表2 低钾血症与血钾正常的原发性醛固酮增多症患者临床特征比较

3 讨论

近两年,PA占我院所有高血压住院患者的5.2%,是继发性高血压的第三大病因(占16.8%),是内分泌性高血压的第一大病因(占66.6%)。

过去几十年,PA一直被认为是少见病。近年来随着筛查方法、确诊试验和试验切点值的不断改进、规范和完善,PA的检出率大大提高了。1981年Hiramatsu等[6]首次采用ARR作为PA的筛查指标。随后,Gordon等[7]利用ARR对高血压患者进行PA筛查,发现该病的检出率增加了10倍。近年来,Song等[8]对确诊试验切点值的摸索、改进,进一步提高了PA检出的敏感性和特异性。智利学者Mosso等[9]对609例高血压患者进行PA筛查,确诊37例(6.1%),其中高血压1级6例(1.99%)、2级15例(8.02%)、3级16例(13.2%)。Calhoun等[10]在难治性高血压患者中筛查PA,其患病率高达17%~23%。由此可见,对高血压特别是难治性高血压人群进行PA的筛查非常有临床指导意义。

### [所给资料]
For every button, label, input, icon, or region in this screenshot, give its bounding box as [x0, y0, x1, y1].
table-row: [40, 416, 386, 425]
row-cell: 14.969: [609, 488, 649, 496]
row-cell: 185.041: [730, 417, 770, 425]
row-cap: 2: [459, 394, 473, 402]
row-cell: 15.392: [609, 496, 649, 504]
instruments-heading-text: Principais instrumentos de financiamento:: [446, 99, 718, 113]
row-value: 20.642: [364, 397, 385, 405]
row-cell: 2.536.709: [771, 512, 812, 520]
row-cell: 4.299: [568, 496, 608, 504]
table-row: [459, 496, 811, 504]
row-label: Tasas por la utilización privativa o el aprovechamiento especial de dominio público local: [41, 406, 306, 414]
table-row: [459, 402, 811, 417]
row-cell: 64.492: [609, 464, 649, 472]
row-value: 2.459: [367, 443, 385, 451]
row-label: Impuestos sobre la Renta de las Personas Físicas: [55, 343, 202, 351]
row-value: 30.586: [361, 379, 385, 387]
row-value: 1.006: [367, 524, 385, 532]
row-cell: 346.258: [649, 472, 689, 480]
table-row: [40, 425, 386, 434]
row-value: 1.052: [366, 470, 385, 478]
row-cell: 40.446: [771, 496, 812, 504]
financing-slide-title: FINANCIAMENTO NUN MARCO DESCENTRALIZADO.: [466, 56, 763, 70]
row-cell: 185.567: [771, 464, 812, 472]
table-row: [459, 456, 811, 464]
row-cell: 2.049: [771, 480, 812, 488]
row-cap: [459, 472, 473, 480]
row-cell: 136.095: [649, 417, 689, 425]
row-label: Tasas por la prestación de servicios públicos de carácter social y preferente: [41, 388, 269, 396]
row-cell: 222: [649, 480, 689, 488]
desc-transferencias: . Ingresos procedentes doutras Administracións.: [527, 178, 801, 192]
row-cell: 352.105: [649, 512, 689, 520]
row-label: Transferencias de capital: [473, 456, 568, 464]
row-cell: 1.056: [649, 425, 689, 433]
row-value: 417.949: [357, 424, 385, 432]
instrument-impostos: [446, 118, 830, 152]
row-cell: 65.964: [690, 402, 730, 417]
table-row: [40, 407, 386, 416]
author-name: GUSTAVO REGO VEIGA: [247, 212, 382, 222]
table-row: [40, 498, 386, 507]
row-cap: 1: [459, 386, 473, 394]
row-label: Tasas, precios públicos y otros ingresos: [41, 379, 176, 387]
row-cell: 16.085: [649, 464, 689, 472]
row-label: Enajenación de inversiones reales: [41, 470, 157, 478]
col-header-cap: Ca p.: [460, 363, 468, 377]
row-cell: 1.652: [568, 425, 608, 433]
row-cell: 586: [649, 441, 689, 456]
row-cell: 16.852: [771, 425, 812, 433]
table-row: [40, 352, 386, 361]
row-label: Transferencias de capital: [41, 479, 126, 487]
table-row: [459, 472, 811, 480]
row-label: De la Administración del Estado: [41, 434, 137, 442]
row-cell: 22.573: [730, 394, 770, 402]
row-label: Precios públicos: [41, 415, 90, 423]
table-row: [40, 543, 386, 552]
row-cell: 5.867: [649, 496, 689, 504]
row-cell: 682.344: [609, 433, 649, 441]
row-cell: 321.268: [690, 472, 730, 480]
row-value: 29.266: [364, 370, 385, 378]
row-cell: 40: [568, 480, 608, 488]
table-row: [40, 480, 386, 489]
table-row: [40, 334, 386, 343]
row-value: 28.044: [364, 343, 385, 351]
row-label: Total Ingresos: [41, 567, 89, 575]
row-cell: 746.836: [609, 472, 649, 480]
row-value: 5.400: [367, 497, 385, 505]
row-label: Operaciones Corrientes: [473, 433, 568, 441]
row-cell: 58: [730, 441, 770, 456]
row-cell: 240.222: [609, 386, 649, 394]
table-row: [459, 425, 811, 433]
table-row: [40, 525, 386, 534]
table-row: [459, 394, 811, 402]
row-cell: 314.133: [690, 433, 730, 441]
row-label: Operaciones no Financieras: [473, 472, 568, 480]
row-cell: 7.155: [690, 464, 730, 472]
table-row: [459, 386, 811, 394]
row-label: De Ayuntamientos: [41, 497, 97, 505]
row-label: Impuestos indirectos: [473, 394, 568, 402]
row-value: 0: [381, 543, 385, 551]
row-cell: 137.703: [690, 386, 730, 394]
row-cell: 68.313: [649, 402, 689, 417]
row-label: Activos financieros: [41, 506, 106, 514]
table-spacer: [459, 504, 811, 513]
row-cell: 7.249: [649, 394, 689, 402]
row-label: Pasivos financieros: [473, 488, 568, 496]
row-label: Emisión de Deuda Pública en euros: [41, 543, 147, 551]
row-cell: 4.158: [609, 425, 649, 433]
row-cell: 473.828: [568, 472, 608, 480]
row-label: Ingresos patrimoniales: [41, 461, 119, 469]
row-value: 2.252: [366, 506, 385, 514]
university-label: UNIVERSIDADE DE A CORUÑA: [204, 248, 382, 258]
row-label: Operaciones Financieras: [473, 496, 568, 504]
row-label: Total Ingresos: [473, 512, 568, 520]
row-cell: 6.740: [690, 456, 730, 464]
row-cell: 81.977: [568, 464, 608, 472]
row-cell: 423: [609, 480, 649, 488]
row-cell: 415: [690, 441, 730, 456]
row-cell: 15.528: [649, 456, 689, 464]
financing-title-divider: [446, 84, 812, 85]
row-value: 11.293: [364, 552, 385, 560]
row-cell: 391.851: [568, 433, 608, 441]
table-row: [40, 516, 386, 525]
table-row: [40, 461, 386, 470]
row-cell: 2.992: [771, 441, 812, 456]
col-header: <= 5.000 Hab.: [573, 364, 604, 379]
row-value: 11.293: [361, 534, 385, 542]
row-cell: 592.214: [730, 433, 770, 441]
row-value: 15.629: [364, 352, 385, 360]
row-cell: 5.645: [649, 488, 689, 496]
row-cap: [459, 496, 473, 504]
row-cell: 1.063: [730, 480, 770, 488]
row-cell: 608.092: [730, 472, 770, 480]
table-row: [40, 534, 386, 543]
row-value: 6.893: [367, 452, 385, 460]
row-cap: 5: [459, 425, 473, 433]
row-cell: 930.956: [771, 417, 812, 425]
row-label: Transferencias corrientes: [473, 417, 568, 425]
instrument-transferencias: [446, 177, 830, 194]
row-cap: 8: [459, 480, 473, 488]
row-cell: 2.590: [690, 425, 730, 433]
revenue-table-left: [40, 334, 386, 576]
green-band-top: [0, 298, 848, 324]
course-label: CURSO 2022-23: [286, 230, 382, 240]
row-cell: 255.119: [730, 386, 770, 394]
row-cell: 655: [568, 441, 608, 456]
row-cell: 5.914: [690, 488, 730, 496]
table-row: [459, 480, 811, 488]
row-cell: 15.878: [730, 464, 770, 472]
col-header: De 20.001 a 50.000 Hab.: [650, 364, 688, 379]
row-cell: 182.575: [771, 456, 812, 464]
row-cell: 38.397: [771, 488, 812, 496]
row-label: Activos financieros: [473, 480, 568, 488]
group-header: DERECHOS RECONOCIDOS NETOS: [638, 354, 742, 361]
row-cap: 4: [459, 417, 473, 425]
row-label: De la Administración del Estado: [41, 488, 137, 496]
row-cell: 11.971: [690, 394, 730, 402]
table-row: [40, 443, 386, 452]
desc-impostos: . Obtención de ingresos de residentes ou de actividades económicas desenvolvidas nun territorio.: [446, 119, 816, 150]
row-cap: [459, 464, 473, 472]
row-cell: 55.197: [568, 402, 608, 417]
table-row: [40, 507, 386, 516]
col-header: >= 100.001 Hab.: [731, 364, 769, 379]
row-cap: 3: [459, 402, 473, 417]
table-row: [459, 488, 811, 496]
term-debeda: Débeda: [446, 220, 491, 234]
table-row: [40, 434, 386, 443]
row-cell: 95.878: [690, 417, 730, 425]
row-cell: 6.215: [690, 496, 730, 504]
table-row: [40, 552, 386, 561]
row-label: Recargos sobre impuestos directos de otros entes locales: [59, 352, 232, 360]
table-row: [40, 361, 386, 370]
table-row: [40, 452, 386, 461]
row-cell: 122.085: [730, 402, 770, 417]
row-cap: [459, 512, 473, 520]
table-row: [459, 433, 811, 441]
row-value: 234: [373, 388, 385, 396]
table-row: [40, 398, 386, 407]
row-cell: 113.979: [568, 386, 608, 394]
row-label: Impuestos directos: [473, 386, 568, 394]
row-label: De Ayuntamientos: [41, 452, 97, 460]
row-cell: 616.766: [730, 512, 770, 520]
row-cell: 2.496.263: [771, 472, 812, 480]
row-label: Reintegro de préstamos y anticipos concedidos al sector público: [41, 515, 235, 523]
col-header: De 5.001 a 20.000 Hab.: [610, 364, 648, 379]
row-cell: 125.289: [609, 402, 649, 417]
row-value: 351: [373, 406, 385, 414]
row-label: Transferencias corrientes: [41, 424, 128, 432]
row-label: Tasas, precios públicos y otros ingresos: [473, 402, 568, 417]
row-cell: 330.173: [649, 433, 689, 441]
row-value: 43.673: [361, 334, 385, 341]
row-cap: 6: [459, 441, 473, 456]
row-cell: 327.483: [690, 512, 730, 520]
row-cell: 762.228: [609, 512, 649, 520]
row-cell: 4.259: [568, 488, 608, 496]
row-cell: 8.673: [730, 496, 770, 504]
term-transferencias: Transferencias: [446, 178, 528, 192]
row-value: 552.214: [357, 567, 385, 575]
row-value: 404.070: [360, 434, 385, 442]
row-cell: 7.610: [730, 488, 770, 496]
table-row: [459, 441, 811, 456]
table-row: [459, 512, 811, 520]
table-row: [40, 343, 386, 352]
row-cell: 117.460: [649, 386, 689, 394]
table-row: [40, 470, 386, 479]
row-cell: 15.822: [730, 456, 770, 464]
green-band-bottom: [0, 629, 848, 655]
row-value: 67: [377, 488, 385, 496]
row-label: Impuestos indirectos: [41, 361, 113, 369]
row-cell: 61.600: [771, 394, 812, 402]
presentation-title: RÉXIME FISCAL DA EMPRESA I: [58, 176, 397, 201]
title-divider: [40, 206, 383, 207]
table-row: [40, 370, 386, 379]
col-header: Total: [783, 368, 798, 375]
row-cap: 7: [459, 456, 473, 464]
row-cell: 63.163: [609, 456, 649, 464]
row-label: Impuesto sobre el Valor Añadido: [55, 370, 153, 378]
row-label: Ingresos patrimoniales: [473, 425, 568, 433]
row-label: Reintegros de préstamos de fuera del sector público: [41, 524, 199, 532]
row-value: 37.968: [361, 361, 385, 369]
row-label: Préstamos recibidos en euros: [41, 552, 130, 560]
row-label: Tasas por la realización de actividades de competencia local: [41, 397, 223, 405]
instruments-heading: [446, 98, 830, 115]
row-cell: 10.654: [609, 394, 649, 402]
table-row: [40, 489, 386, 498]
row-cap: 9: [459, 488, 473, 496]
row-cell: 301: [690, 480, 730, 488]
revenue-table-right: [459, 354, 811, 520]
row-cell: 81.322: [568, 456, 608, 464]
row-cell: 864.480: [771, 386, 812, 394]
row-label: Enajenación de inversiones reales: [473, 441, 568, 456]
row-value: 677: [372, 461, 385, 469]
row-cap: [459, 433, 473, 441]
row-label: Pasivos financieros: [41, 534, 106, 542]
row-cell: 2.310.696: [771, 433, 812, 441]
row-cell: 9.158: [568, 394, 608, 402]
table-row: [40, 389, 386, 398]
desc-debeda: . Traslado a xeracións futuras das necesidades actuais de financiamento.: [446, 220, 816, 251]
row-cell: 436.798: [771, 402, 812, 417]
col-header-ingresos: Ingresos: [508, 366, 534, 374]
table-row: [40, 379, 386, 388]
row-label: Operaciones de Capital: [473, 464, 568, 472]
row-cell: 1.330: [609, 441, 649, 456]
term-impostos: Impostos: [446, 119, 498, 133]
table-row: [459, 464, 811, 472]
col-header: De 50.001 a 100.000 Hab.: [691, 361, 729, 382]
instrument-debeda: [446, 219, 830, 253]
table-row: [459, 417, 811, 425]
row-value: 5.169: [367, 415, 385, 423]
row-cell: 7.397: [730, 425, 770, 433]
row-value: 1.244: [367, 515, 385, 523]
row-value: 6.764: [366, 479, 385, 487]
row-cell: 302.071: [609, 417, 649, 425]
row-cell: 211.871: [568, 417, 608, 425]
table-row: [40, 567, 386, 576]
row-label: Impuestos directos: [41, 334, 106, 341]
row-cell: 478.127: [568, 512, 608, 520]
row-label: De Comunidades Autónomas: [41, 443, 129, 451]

### [任务要求]
将原发性醛固酮增多症相关文本中从“表2 低钾血症与血钾正常的原发性醛固酮增多症患者临床特征比较”到“A的筛查非常有临床指导意义。”的部分一字不改地返回。 以上资料取自另一来源。

### [任务输出]
表2 低钾血症与血钾正常的原发性醛固酮增多症患者临床特征比较

3 讨论

近两年,PA占我院所有高血压住院患者的5.2%,是继发性高血压的第三大病因(占16.8%),是内分泌性高血压的第一大病因(占66.6%)。

过去几十年,PA一直被认为是少见病。近年来随着筛查方法、确诊试验和试验切点值的不断改进、规范和完善,PA的检出率大大提高了。1981年Hiramatsu等[6]首次采用ARR作为PA的筛查指标。随后,Gordon等[7]利用ARR对高血压患者进行PA筛查,发现该病的检出率增加了10倍。近年来,Song等[8]对确诊试验切点值的摸索、改进,进一步提高了PA检出的敏感性和特异性。智利学者Mosso等[9]对609例高血压患者进行PA筛查,确诊37例(6.1%),其中高血压1级6例(1.99%)、2级15例(8.02%)、3级16例(13.2%)。Calhoun等[10]在难治性高血压患者中筛查PA,其患病率高达17%~23%。由此可见,对高血压特别是难治性高血压人群进行PA的筛查非常有临床指导意义。